Written request. Copy the rows below, replacing each occurrence of "attribute-select" with "attribute-dropdown" and keeping everything else the same.

Raw records.

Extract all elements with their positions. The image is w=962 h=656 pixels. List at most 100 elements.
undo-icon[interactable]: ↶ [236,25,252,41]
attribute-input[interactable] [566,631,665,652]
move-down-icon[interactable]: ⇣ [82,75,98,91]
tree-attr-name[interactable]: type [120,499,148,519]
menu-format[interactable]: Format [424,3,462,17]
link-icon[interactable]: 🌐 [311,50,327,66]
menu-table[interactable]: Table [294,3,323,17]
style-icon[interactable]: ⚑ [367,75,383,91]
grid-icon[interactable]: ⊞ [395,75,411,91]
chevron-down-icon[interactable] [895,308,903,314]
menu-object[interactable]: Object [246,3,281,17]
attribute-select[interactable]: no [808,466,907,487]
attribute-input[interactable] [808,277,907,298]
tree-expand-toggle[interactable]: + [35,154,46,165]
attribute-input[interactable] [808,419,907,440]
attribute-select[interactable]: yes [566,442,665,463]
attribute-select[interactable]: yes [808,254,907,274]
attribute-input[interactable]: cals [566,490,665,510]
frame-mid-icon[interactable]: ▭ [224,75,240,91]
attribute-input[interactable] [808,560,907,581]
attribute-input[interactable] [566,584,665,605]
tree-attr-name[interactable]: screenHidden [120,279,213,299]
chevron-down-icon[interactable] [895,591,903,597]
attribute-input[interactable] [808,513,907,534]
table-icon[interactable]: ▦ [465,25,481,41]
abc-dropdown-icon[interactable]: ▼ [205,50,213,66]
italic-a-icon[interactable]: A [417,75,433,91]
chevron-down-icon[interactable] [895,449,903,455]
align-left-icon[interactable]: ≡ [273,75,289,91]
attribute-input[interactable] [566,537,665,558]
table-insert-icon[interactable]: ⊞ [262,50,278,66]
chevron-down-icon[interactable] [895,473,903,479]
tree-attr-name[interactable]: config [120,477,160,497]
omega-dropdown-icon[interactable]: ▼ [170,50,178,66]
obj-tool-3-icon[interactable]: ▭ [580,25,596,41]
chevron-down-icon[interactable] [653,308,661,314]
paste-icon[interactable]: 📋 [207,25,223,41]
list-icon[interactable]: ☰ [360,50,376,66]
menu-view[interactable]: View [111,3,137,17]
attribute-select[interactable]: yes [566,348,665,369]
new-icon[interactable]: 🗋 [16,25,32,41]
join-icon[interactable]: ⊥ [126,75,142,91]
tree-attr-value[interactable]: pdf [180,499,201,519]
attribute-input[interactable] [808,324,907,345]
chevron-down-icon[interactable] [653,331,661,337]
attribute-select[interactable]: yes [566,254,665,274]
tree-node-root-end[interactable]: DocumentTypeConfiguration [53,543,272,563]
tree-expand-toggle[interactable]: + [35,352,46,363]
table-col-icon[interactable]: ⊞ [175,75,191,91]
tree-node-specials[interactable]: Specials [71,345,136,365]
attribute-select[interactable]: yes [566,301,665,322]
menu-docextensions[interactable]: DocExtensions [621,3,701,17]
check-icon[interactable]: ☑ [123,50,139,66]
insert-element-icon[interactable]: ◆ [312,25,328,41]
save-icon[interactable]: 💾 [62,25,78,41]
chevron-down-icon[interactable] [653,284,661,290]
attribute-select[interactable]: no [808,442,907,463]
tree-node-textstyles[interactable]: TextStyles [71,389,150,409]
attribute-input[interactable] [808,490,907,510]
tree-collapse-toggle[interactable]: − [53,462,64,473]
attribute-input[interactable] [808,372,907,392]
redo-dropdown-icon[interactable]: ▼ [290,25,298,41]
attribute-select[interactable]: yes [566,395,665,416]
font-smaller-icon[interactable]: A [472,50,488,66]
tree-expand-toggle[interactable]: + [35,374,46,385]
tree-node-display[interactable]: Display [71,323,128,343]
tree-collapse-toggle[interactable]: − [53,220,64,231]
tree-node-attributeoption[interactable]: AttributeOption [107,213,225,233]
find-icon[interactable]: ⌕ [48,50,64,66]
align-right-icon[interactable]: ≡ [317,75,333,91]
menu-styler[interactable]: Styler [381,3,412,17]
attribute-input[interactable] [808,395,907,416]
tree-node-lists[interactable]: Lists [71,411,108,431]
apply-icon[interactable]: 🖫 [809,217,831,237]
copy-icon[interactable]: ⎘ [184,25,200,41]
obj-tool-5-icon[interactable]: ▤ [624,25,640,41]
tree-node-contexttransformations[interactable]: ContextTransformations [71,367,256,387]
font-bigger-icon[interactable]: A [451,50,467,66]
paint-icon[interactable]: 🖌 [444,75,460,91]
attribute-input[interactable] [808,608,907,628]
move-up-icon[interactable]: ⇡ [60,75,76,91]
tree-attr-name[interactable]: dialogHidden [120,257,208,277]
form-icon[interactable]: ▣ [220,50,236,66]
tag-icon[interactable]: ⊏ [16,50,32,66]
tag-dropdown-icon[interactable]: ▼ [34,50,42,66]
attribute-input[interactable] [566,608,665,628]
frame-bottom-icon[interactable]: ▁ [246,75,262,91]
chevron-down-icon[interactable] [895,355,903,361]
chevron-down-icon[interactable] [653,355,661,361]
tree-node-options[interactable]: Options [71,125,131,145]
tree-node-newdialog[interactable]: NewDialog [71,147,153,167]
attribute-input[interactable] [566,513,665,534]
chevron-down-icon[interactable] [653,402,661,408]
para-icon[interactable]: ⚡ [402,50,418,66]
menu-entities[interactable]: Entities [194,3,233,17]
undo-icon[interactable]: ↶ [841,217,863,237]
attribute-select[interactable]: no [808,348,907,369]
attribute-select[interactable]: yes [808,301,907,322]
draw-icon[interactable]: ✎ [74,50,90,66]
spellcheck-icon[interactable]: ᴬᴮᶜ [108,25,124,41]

Solution to the problem.
Extract all elements with their positions. The image is w=962 h=656 pixels. List at most 100 elements.
undo-icon[interactable]: ↶ [236,25,252,41]
attribute-input[interactable] [566,631,665,652]
move-down-icon[interactable]: ⇣ [82,75,98,91]
tree-attr-name[interactable]: type [120,499,148,519]
menu-format[interactable]: Format [424,3,462,17]
link-icon[interactable]: 🌐 [311,50,327,66]
menu-table[interactable]: Table [294,3,323,17]
style-icon[interactable]: ⚑ [367,75,383,91]
grid-icon[interactable]: ⊞ [395,75,411,91]
chevron-down-icon[interactable] [895,308,903,314]
menu-object[interactable]: Object [246,3,281,17]
attribute-dropdown[interactable]: no [808,466,907,487]
attribute-input[interactable] [808,277,907,298]
tree-expand-toggle[interactable]: + [35,154,46,165]
attribute-input[interactable] [808,419,907,440]
attribute-dropdown[interactable]: yes [566,442,665,463]
attribute-dropdown[interactable]: yes [808,254,907,274]
attribute-input[interactable]: cals [566,490,665,510]
frame-mid-icon[interactable]: ▭ [224,75,240,91]
attribute-input[interactable] [808,560,907,581]
attribute-input[interactable] [566,584,665,605]
tree-attr-name[interactable]: screenHidden [120,279,213,299]
chevron-down-icon[interactable] [895,591,903,597]
attribute-input[interactable] [808,513,907,534]
table-icon[interactable]: ▦ [465,25,481,41]
abc-dropdown-icon[interactable]: ▼ [205,50,213,66]
italic-a-icon[interactable]: A [417,75,433,91]
chevron-down-icon[interactable] [895,449,903,455]
align-left-icon[interactable]: ≡ [273,75,289,91]
attribute-input[interactable] [566,537,665,558]
table-insert-icon[interactable]: ⊞ [262,50,278,66]
chevron-down-icon[interactable] [895,473,903,479]
tree-attr-name[interactable]: config [120,477,160,497]
omega-dropdown-icon[interactable]: ▼ [170,50,178,66]
obj-tool-3-icon[interactable]: ▭ [580,25,596,41]
chevron-down-icon[interactable] [653,308,661,314]
paste-icon[interactable]: 📋 [207,25,223,41]
list-icon[interactable]: ☰ [360,50,376,66]
menu-view[interactable]: View [111,3,137,17]
attribute-dropdown[interactable]: yes [566,348,665,369]
new-icon[interactable]: 🗋 [16,25,32,41]
join-icon[interactable]: ⊥ [126,75,142,91]
tree-attr-value[interactable]: pdf [180,499,201,519]
attribute-input[interactable] [808,324,907,345]
chevron-down-icon[interactable] [653,331,661,337]
attribute-dropdown[interactable]: yes [566,254,665,274]
tree-node-root-end[interactable]: DocumentTypeConfiguration [53,543,272,563]
tree-expand-toggle[interactable]: + [35,352,46,363]
table-col-icon[interactable]: ⊞ [175,75,191,91]
tree-node-specials[interactable]: Specials [71,345,136,365]
attribute-dropdown[interactable]: yes [566,301,665,322]
menu-docextensions[interactable]: DocExtensions [621,3,701,17]
check-icon[interactable]: ☑ [123,50,139,66]
insert-element-icon[interactable]: ◆ [312,25,328,41]
save-icon[interactable]: 💾 [62,25,78,41]
chevron-down-icon[interactable] [653,284,661,290]
attribute-dropdown[interactable]: no [808,442,907,463]
tree-node-textstyles[interactable]: TextStyles [71,389,150,409]
attribute-input[interactable] [808,490,907,510]
tree-collapse-toggle[interactable]: − [53,462,64,473]
attribute-input[interactable] [808,372,907,392]
redo-dropdown-icon[interactable]: ▼ [290,25,298,41]
attribute-dropdown[interactable]: yes [566,395,665,416]
font-smaller-icon[interactable]: A [472,50,488,66]
tree-expand-toggle[interactable]: + [35,374,46,385]
tree-node-display[interactable]: Display [71,323,128,343]
tree-collapse-toggle[interactable]: − [53,220,64,231]
tree-node-attributeoption[interactable]: AttributeOption [107,213,225,233]
find-icon[interactable]: ⌕ [48,50,64,66]
align-right-icon[interactable]: ≡ [317,75,333,91]
menu-styler[interactable]: Styler [381,3,412,17]
attribute-input[interactable] [808,395,907,416]
tree-node-lists[interactable]: Lists [71,411,108,431]
apply-icon[interactable]: 🖫 [809,217,831,237]
copy-icon[interactable]: ⎘ [184,25,200,41]
obj-tool-5-icon[interactable]: ▤ [624,25,640,41]
tree-node-contexttransformations[interactable]: ContextTransformations [71,367,256,387]
font-bigger-icon[interactable]: A [451,50,467,66]
paint-icon[interactable]: 🖌 [444,75,460,91]
attribute-input[interactable] [808,608,907,628]
move-up-icon[interactable]: ⇡ [60,75,76,91]
tree-attr-name[interactable]: dialogHidden [120,257,208,277]
form-icon[interactable]: ▣ [220,50,236,66]
tag-icon[interactable]: ⊏ [16,50,32,66]
tag-dropdown-icon[interactable]: ▼ [34,50,42,66]
attribute-input[interactable] [566,608,665,628]
frame-bottom-icon[interactable]: ▁ [246,75,262,91]
chevron-down-icon[interactable] [895,355,903,361]
chevron-down-icon[interactable] [653,355,661,361]
tree-node-options[interactable]: Options [71,125,131,145]
tree-node-newdialog[interactable]: NewDialog [71,147,153,167]
attribute-input[interactable] [566,513,665,534]
chevron-down-icon[interactable] [653,402,661,408]
para-icon[interactable]: ⚡ [402,50,418,66]
menu-entities[interactable]: Entities [194,3,233,17]
undo-icon[interactable]: ↶ [841,217,863,237]
attribute-dropdown[interactable]: no [808,348,907,369]
attribute-dropdown[interactable]: yes [808,301,907,322]
draw-icon[interactable]: ✎ [74,50,90,66]
spellcheck-icon[interactable]: ᴬᴮᶜ [108,25,124,41]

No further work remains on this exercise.